**What you will do**
**A.** In the passage on hearing and processing assessments, what score did Will get when he read age-appropriate material to himself and answered comprehension questions?
**B.** Reproduce the passage on hearing and processing assessments from "Will’s mom’s chief" up to and including "not out loud.".

Will’s mom’s chief complaint was that Will could not read, even though he had received support services in school for a year. Mom requested a level IV assessment, as she did not want to simply know if Will’s hearing and auditory processing were intact, she wanted to be informed of any contributing factors that were inhibiting Will’s success as well as how best to teach him to read. When asked to read out loud, he couldn’t. However, when asked to read to himself and answer comprehension questions on age appropriate material, Will scored 100%. Will did not suffer from a reading problem, he suffered from poor practitioners, as neither the assessors nor his provider identified that he was in fact reading just fine, just not out loud.
Chuck passed the school hearing screening, a day after he demonstrated a moderate hearing loss at the audiology clinic due to middle ear fluid. When asked how he had passed the screening he informed us that the person giving the screening would look down, press the button and then look up expectantly for a response. Chuck passed a test of non-verbal communication, i.e. attending to the examiner, recognizing an expectant look, remembering what was expected and cooperating in his response. This was not a hearing test.
Assessment Rigor
Since the APD assessment process undergoes a far greater degree of scrutiny than the other assessments mentioned here, audiologists are typically more vigilant for confounding issues. While there are some school districts that are an exception to this, in far too many locales no such rigor is demanded of language or psycho-educational testing, and ADD is usually not tested at all. Too often we see people come for an APD assessment only after they have “tried everything else”. An SLP does not have to defend that their findings of LPD may be due to an auditory issue while the audiologist is often dismissed as part of the child find process with the reasoning that APD findings may be explained by ADD or LPD. Some school aged children have even been denied APD testing based on being deemed of “too low intelligence” by the school psychologist. Never is the school psychologist required to defend that his/her results are perhaps impacted by an APD and the child’s intelligence is good.

**Data under study**

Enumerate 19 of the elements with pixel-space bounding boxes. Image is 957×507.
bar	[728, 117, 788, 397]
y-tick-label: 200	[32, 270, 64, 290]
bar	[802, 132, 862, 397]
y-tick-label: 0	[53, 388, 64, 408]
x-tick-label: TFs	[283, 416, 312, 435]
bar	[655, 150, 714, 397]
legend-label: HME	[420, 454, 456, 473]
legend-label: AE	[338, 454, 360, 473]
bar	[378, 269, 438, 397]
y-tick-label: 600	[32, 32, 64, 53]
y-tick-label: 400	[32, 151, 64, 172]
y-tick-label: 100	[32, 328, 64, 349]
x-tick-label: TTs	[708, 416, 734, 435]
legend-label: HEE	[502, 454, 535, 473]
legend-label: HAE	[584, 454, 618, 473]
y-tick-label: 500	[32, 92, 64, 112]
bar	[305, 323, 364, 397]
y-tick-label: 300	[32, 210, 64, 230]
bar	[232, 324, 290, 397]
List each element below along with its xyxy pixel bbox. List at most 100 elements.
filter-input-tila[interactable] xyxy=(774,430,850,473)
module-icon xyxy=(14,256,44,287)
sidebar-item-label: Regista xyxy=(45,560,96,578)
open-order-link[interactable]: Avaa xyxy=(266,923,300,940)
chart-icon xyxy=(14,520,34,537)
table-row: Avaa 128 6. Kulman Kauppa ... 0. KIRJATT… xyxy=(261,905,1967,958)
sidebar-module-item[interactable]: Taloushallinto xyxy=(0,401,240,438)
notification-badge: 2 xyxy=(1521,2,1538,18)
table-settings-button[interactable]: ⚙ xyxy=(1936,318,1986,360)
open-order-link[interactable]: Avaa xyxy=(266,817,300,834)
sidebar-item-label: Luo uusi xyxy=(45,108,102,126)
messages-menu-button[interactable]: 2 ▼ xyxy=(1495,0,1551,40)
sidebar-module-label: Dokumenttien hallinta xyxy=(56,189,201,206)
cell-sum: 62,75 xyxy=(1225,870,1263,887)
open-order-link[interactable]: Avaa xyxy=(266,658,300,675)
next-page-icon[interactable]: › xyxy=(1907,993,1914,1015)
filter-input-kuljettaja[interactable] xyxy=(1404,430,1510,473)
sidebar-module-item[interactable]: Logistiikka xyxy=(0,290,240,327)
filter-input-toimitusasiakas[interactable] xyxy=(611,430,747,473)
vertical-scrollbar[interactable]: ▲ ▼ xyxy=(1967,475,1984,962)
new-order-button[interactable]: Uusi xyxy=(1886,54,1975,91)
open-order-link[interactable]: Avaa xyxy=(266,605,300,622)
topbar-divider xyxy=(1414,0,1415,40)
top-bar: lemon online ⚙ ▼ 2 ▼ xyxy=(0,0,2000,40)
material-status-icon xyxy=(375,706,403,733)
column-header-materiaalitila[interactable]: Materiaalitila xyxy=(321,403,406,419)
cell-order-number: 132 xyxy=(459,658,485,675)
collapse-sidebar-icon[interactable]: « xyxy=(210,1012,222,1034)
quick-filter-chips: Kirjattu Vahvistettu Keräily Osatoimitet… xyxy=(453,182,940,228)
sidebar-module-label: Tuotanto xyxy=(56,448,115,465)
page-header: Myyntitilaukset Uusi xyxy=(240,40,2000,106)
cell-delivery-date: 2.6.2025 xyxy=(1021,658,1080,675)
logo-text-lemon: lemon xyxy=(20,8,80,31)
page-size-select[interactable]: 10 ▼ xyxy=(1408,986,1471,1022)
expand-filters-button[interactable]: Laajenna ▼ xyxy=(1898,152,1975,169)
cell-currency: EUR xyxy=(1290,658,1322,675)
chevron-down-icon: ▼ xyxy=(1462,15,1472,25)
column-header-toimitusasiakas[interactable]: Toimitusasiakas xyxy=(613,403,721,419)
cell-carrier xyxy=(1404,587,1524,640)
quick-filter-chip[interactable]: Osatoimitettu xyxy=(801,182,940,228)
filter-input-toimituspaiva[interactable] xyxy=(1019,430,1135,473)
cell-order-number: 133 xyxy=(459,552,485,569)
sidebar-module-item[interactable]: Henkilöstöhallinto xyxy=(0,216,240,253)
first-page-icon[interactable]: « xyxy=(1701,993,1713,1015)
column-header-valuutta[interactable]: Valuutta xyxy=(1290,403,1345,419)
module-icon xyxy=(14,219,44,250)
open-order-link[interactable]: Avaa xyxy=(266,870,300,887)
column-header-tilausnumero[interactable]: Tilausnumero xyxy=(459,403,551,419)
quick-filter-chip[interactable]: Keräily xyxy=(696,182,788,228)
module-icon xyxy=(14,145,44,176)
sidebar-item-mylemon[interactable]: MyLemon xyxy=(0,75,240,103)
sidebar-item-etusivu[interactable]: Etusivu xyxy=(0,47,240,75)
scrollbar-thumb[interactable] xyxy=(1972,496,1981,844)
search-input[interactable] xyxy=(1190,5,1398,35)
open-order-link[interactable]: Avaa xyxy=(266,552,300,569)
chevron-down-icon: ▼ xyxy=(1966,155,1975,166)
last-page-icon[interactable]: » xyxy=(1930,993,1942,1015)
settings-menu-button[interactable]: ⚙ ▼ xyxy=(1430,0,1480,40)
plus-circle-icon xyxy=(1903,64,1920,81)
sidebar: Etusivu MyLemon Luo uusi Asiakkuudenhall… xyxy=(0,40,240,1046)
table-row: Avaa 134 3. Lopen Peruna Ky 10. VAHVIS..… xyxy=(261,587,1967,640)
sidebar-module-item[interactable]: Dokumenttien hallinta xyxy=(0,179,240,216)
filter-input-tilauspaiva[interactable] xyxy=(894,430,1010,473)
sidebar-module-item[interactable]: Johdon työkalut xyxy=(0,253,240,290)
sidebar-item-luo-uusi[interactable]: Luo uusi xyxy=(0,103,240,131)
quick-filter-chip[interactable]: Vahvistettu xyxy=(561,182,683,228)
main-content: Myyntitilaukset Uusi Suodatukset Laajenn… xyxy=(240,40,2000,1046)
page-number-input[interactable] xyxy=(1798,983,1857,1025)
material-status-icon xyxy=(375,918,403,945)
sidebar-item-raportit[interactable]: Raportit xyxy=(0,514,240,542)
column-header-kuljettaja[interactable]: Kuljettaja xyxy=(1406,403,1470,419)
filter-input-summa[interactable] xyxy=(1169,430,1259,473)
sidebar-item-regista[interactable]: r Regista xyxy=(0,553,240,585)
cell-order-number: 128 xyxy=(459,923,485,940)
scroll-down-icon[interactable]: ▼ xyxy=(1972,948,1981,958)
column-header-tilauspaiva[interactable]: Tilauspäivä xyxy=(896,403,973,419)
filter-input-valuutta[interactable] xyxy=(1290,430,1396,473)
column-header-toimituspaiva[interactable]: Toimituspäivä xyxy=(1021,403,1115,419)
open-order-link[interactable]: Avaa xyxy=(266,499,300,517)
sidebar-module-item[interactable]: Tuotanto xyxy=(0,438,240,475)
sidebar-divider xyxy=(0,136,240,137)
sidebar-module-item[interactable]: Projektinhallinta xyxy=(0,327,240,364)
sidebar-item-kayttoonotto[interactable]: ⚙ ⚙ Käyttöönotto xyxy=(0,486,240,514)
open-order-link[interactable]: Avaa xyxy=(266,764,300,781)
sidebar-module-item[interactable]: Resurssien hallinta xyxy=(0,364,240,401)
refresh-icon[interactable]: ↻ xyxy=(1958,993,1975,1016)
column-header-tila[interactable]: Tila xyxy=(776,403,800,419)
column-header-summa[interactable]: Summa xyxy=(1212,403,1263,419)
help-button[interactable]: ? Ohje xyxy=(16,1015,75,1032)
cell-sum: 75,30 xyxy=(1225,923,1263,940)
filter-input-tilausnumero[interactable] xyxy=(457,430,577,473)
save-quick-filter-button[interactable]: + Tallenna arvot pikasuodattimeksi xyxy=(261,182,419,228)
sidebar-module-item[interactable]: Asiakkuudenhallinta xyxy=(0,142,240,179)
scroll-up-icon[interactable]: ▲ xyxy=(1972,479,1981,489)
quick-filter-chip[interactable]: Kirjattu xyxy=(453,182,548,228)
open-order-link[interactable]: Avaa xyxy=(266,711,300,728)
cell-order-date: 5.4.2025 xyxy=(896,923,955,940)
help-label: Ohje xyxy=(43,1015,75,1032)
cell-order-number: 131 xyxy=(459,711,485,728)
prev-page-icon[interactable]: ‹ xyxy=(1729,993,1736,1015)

**Solved problems**
**A.** 100%

**B.**
Will’s mom’s chief complaint was that Will could not read, even though he had received support services in school for a year. Mom requested a level IV assessment, as she did not want to simply know if Will’s hearing and auditory processing were intact, she wanted to be informed of any contributing factors that were inhibiting Will’s success as well as how best to teach him to read. When asked to read out loud, he couldn’t. However, when asked to read to himself and answer comprehension questions on age appropriate material, Will scored 100%. Will did not suffer from a reading problem, he suffered from poor practitioners, as neither the assessors nor his provider identified that he was in fact reading just fine, just not out loud.